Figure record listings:

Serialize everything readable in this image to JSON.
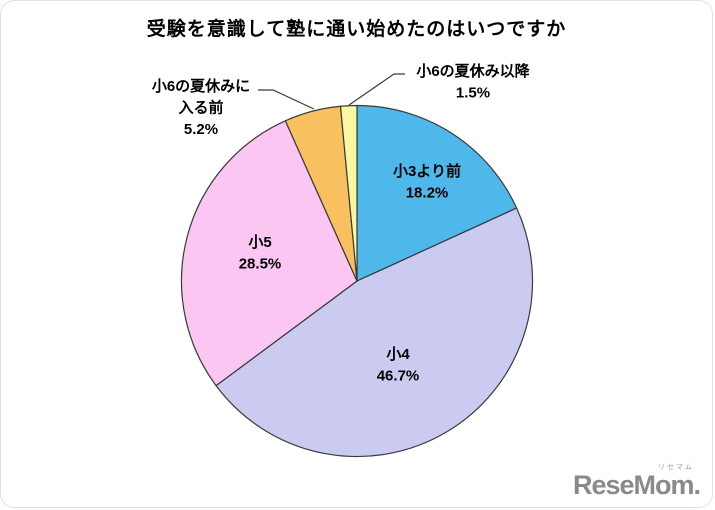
{
  "chart_data": {
    "type": "pie",
    "title": "受験を意識して塾に通い始めたのはいつですか",
    "legend_position": "none",
    "start_angle_deg": 0,
    "direction": "clockwise",
    "outline_color": "#3a3a3a",
    "label_color": "#000000",
    "slices": [
      {
        "label": "小3より前",
        "value": 18.2,
        "pct_text": "18.2%",
        "color": "#4FB8EA",
        "placement": "inside",
        "label_lines": [
          "小3より前"
        ]
      },
      {
        "label": "小4",
        "value": 46.7,
        "pct_text": "46.7%",
        "color": "#CBCBF2",
        "placement": "inside",
        "label_lines": [
          "小4"
        ]
      },
      {
        "label": "小5",
        "value": 28.5,
        "pct_text": "28.5%",
        "color": "#FBC7F2",
        "placement": "inside",
        "label_lines": [
          "小5"
        ]
      },
      {
        "label": "小6の夏休みに入る前",
        "value": 5.2,
        "pct_text": "5.2%",
        "color": "#F8C05F",
        "placement": "outside",
        "label_lines": [
          "小6の夏休みに",
          "入る前"
        ]
      },
      {
        "label": "小6の夏休み以降",
        "value": 1.5,
        "pct_text": "1.5%",
        "color": "#FAF7A3",
        "placement": "outside",
        "label_lines": [
          "小6の夏休み以降"
        ]
      }
    ]
  },
  "logo": {
    "ruby": "リセマム",
    "wordmark": "ReseMom."
  }
}
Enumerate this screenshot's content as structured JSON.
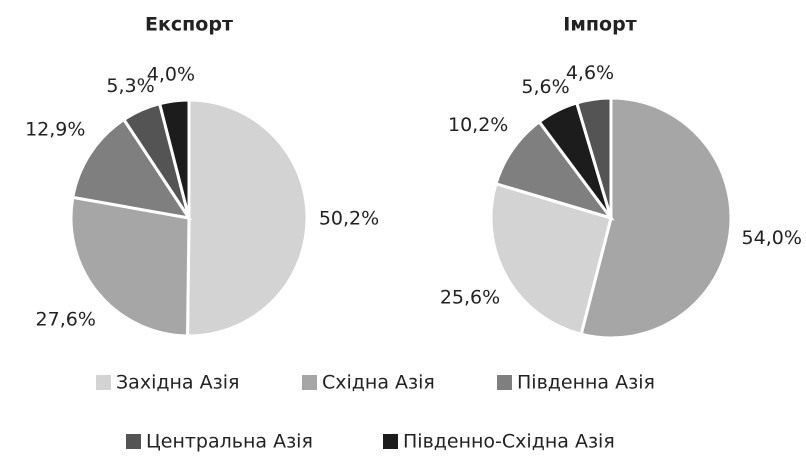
{
  "chart_data": [
    {
      "type": "pie",
      "title": "Експорт",
      "categories": [
        "Західна Азія",
        "Східна Азія",
        "Південна Азія",
        "Центральна Азія",
        "Південно-Східна Азія"
      ],
      "values": [
        50.2,
        27.6,
        12.9,
        5.3,
        4.0
      ],
      "value_labels": [
        "50,2%",
        "27,6%",
        "12,9%",
        "5,3%",
        "4,0%"
      ],
      "colors": [
        "#d3d3d3",
        "#a6a6a6",
        "#7f7f7f",
        "#545454",
        "#1c1c1c"
      ]
    },
    {
      "type": "pie",
      "title": "Імпорт",
      "categories": [
        "Східна Азія",
        "Західна Азія",
        "Південна Азія",
        "Південно-Східна Азія",
        "Центральна Азія"
      ],
      "values": [
        54.0,
        25.6,
        10.2,
        5.6,
        4.6
      ],
      "value_labels": [
        "54,0%",
        "25,6%",
        "10,2%",
        "5,6%",
        "4,6%"
      ],
      "colors": [
        "#a6a6a6",
        "#d3d3d3",
        "#7f7f7f",
        "#1c1c1c",
        "#545454"
      ]
    }
  ]
}
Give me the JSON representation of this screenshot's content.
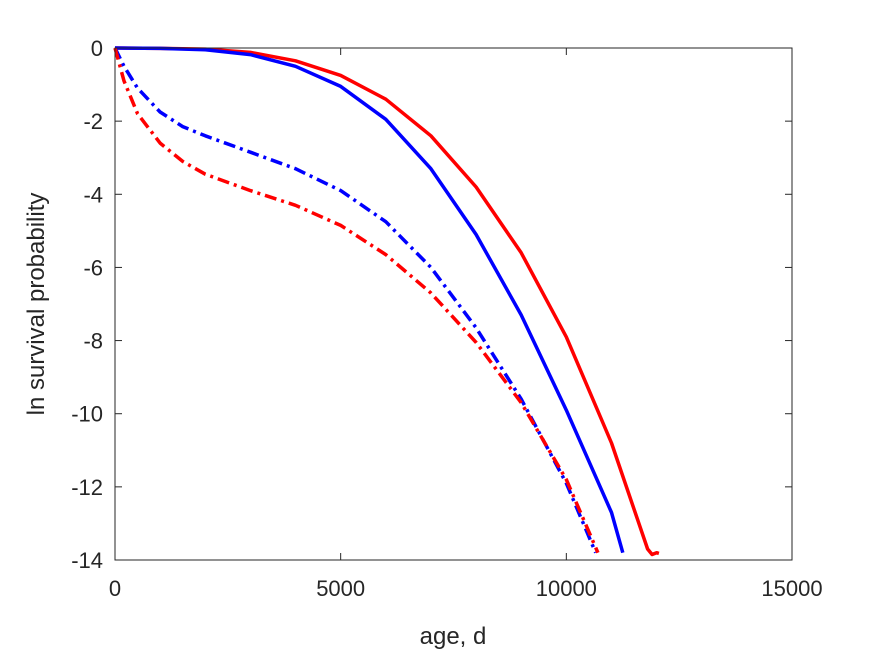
{
  "chart_data": {
    "type": "line",
    "title": "",
    "xlabel": "age, d",
    "ylabel": "ln survival probability",
    "xlim": [
      0,
      15000
    ],
    "ylim": [
      -14,
      0
    ],
    "xticks": [
      0,
      5000,
      10000,
      15000
    ],
    "yticks": [
      0,
      -2,
      -4,
      -6,
      -8,
      -10,
      -12,
      -14
    ],
    "xtick_labels": [
      "0",
      "5000",
      "10000",
      "15000"
    ],
    "ytick_labels": [
      "0",
      "-2",
      "-4",
      "-6",
      "-8",
      "-10",
      "-12",
      "-14"
    ],
    "grid": false,
    "box": true,
    "series": [
      {
        "color": "#ff0000",
        "style": "solid",
        "points": [
          [
            0,
            0
          ],
          [
            1000,
            -0.01
          ],
          [
            2000,
            -0.03
          ],
          [
            3000,
            -0.12
          ],
          [
            4000,
            -0.35
          ],
          [
            5000,
            -0.75
          ],
          [
            6000,
            -1.4
          ],
          [
            7000,
            -2.4
          ],
          [
            8000,
            -3.8
          ],
          [
            9000,
            -5.6
          ],
          [
            10000,
            -7.9
          ],
          [
            11000,
            -10.8
          ],
          [
            11800,
            -13.7
          ],
          [
            11900,
            -13.85
          ],
          [
            12000,
            -13.8
          ],
          [
            12050,
            -13.82
          ]
        ]
      },
      {
        "color": "#0000ff",
        "style": "solid",
        "points": [
          [
            0,
            0
          ],
          [
            1000,
            -0.01
          ],
          [
            2000,
            -0.05
          ],
          [
            3000,
            -0.18
          ],
          [
            4000,
            -0.5
          ],
          [
            5000,
            -1.05
          ],
          [
            6000,
            -1.95
          ],
          [
            7000,
            -3.3
          ],
          [
            8000,
            -5.1
          ],
          [
            9000,
            -7.3
          ],
          [
            10000,
            -9.9
          ],
          [
            11000,
            -12.7
          ],
          [
            11250,
            -13.8
          ]
        ]
      },
      {
        "color": "#0000ff",
        "style": "dashdot",
        "points": [
          [
            0,
            0
          ],
          [
            200,
            -0.5
          ],
          [
            500,
            -1.1
          ],
          [
            1000,
            -1.75
          ],
          [
            1500,
            -2.15
          ],
          [
            2000,
            -2.4
          ],
          [
            3000,
            -2.85
          ],
          [
            4000,
            -3.3
          ],
          [
            5000,
            -3.9
          ],
          [
            6000,
            -4.75
          ],
          [
            7000,
            -6.0
          ],
          [
            8000,
            -7.65
          ],
          [
            9000,
            -9.6
          ],
          [
            10000,
            -11.9
          ],
          [
            10650,
            -13.8
          ]
        ]
      },
      {
        "color": "#ff0000",
        "style": "dashdot",
        "points": [
          [
            0,
            0
          ],
          [
            200,
            -0.9
          ],
          [
            500,
            -1.8
          ],
          [
            1000,
            -2.6
          ],
          [
            1500,
            -3.1
          ],
          [
            2000,
            -3.45
          ],
          [
            3000,
            -3.9
          ],
          [
            4000,
            -4.3
          ],
          [
            5000,
            -4.85
          ],
          [
            6000,
            -5.65
          ],
          [
            7000,
            -6.7
          ],
          [
            8000,
            -8.05
          ],
          [
            9000,
            -9.7
          ],
          [
            10000,
            -11.8
          ],
          [
            10700,
            -13.8
          ]
        ]
      }
    ]
  }
}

Your objective: Return every line in the listing that contains the word "title".

Task solution:
    "title": "受験を意識して塾に通い始めたのはいつですか",
      "title": "Експорт",
      "title": "Імпорт",
    "title": "",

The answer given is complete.